[Structured figure records]
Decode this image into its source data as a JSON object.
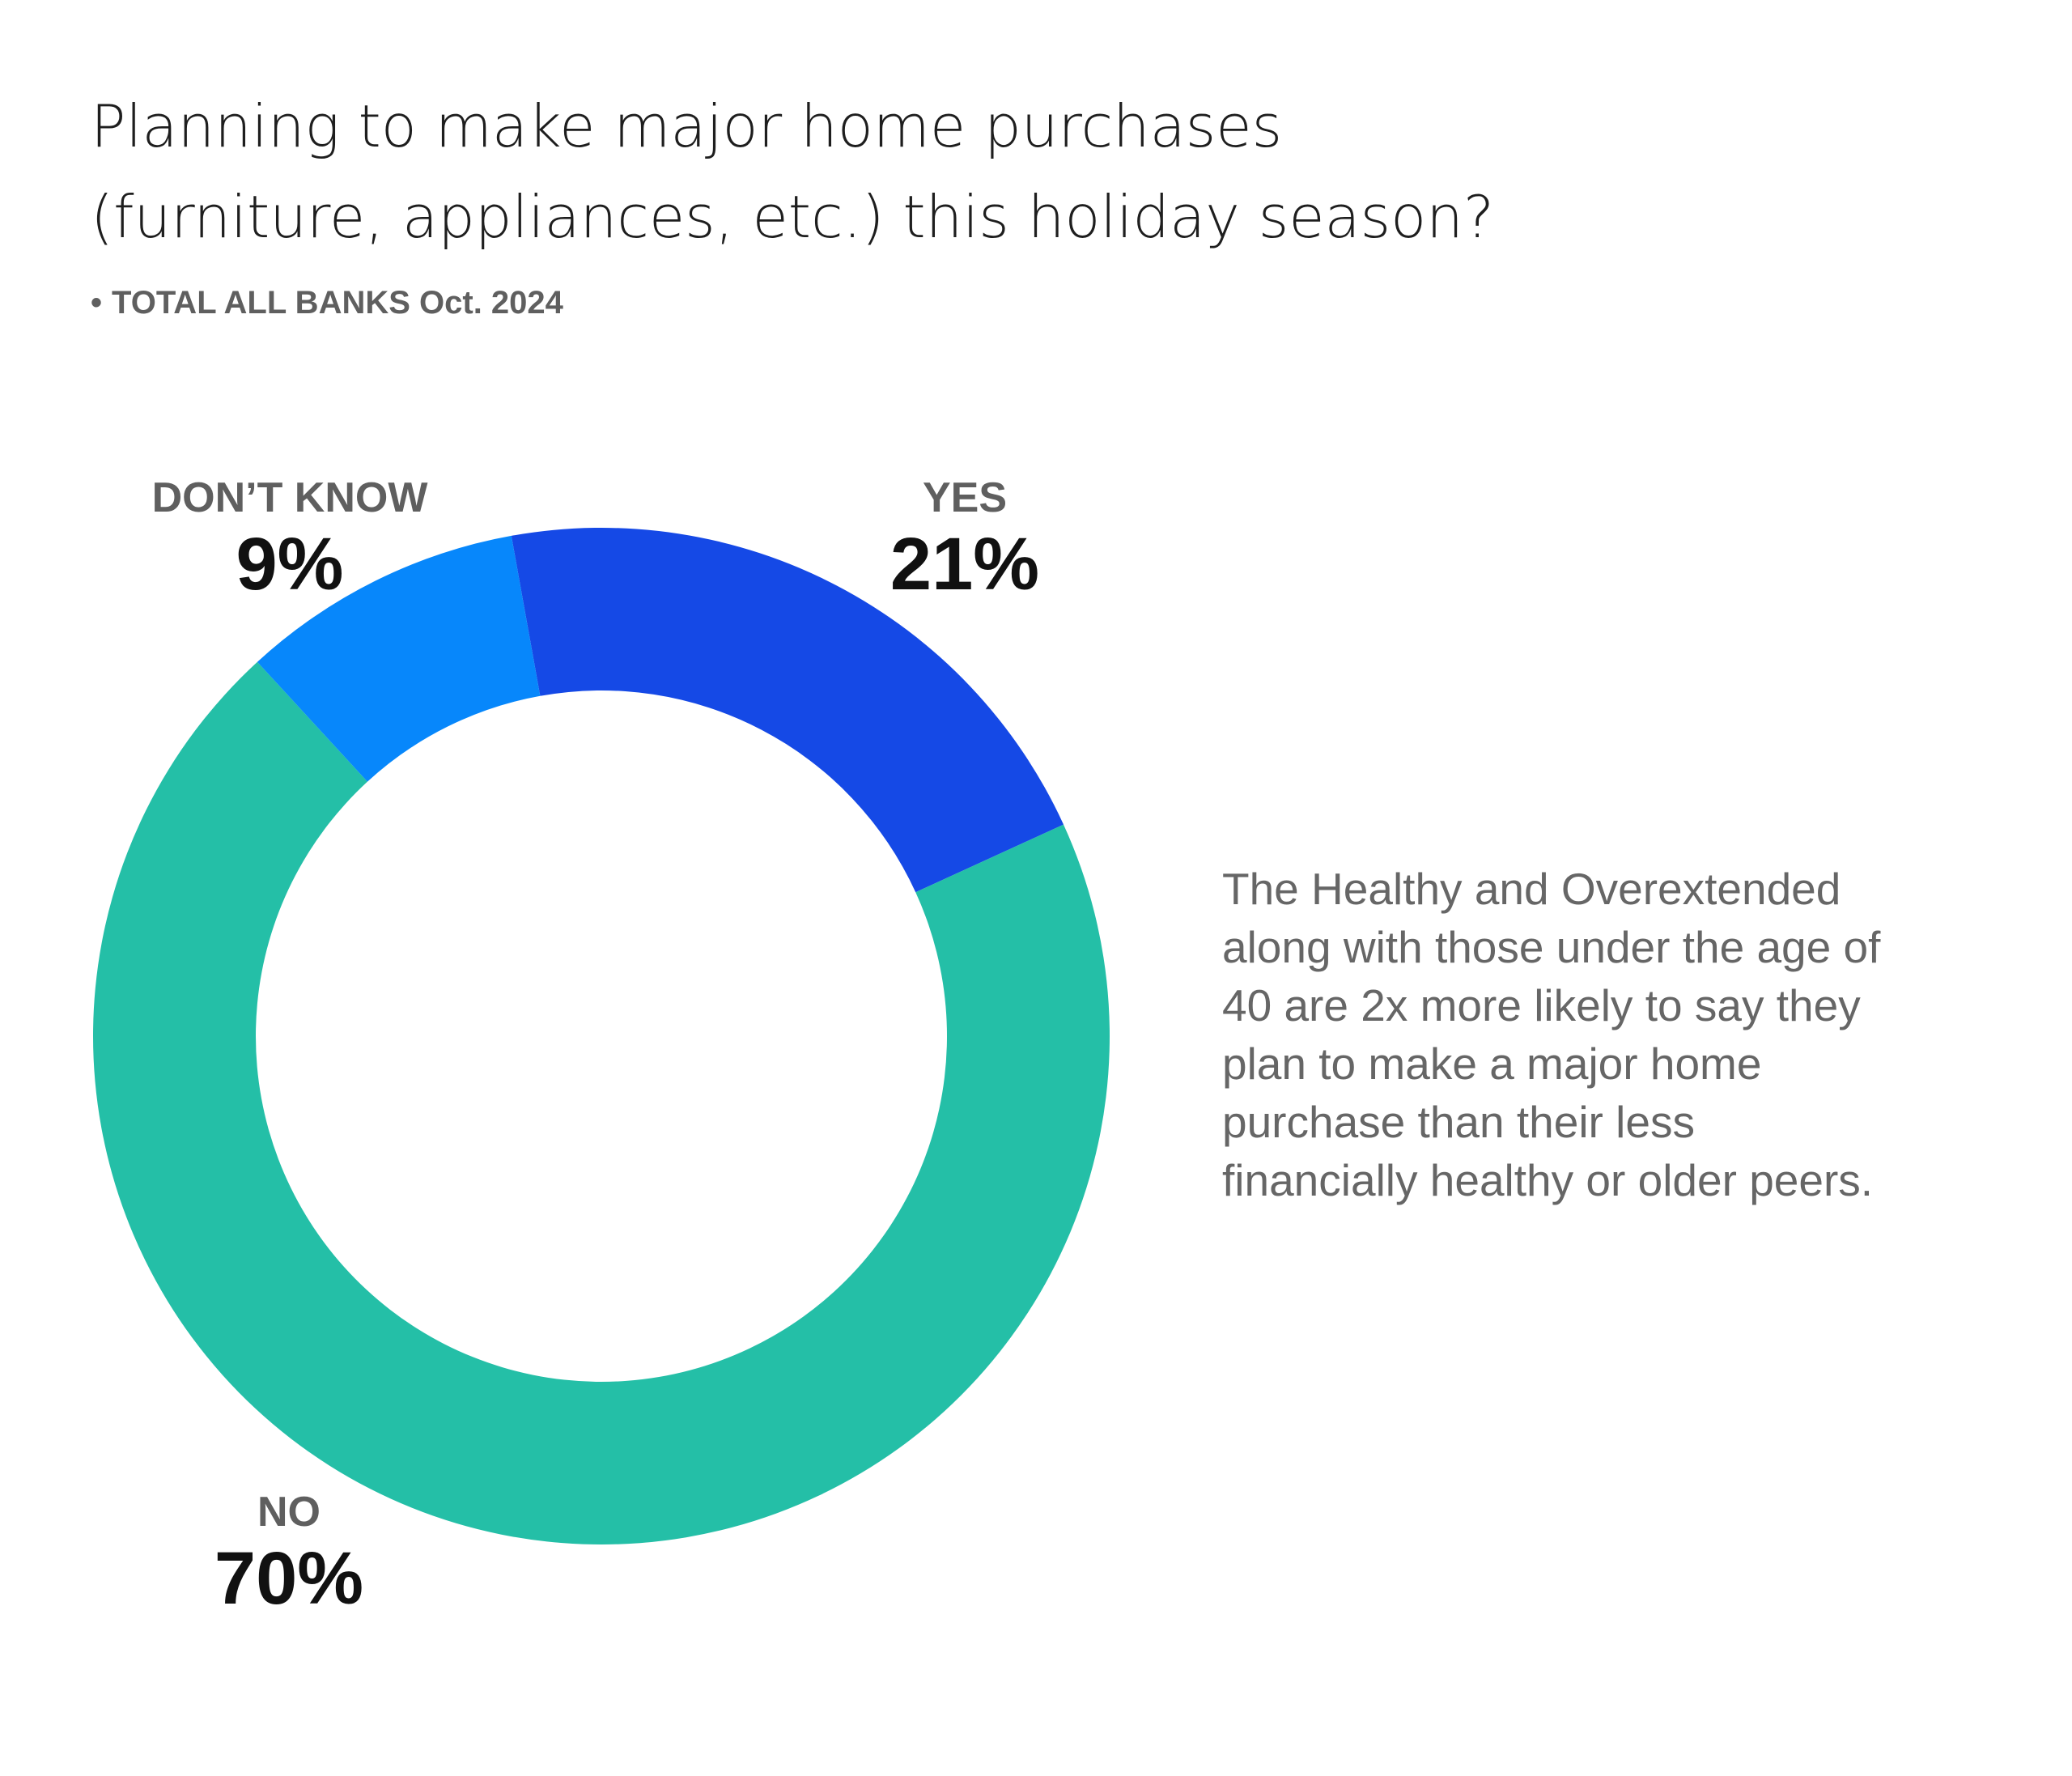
{
  "title_lines": [
    "Planning to make major home purchases",
    "(furniture, appliances, etc.) this holiday season?"
  ],
  "subtitle": {
    "bullet": "•",
    "text": "TOTAL ALL BANKS Oct. 2024"
  },
  "annotation_lines": [
    "The Healthy and Overextended",
    "along with those under the age of",
    "40 are 2x more likely to say they",
    "plan to make a major home",
    "purchase than their less",
    "financially healthy or older peers."
  ],
  "chart_data": {
    "type": "pie",
    "style": "donut",
    "title": "Planning to make major home purchases (furniture, appliances, etc.) this holiday season?",
    "subtitle": "TOTAL ALL BANKS Oct. 2024",
    "slices": [
      {
        "label": "YES",
        "value": 21,
        "display": "21%",
        "color": "#1549e6"
      },
      {
        "label": "NO",
        "value": 70,
        "display": "70%",
        "color": "#24bfa7"
      },
      {
        "label": "DON’T KNOW",
        "value": 9,
        "display": "9%",
        "color": "#0787fb"
      }
    ],
    "unit": "%",
    "start": "just left of top, clockwise",
    "legend": "none"
  }
}
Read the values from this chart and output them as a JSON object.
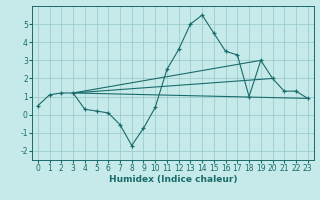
{
  "xlabel": "Humidex (Indice chaleur)",
  "ylabel": "",
  "xlim": [
    -0.5,
    23.5
  ],
  "ylim": [
    -2.5,
    6.0
  ],
  "yticks": [
    -2,
    -1,
    0,
    1,
    2,
    3,
    4,
    5
  ],
  "xticks": [
    0,
    1,
    2,
    3,
    4,
    5,
    6,
    7,
    8,
    9,
    10,
    11,
    12,
    13,
    14,
    15,
    16,
    17,
    18,
    19,
    20,
    21,
    22,
    23
  ],
  "background_color": "#c6eaea",
  "grid_color": "#9ecece",
  "line_color": "#1a6b6b",
  "main_line": {
    "x": [
      0,
      1,
      2,
      3,
      4,
      5,
      6,
      7,
      8,
      9,
      10,
      11,
      12,
      13,
      14,
      15,
      16,
      17,
      18,
      19,
      20,
      21,
      22,
      23
    ],
    "y": [
      0.5,
      1.1,
      1.2,
      1.2,
      0.3,
      0.2,
      0.1,
      -0.55,
      -1.7,
      -0.75,
      0.4,
      2.5,
      3.6,
      5.0,
      5.5,
      4.5,
      3.5,
      3.3,
      1.0,
      3.0,
      2.0,
      1.3,
      1.3,
      0.9
    ]
  },
  "straight_lines": [
    {
      "x": [
        3,
        23
      ],
      "y": [
        1.2,
        0.9
      ]
    },
    {
      "x": [
        3,
        19
      ],
      "y": [
        1.2,
        3.0
      ]
    },
    {
      "x": [
        3,
        20
      ],
      "y": [
        1.2,
        2.0
      ]
    }
  ],
  "figsize": [
    3.2,
    2.0
  ],
  "dpi": 100,
  "tick_fontsize": 5.5,
  "xlabel_fontsize": 6.5
}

Problem requirements:
Pick out, from the lines above, every one that contains the string "purchases".

Output for this exercise:
    "Planning to make major home purchases",
    "title": "Planning to make major home purchases (furniture, appliances, etc.) this holiday season?",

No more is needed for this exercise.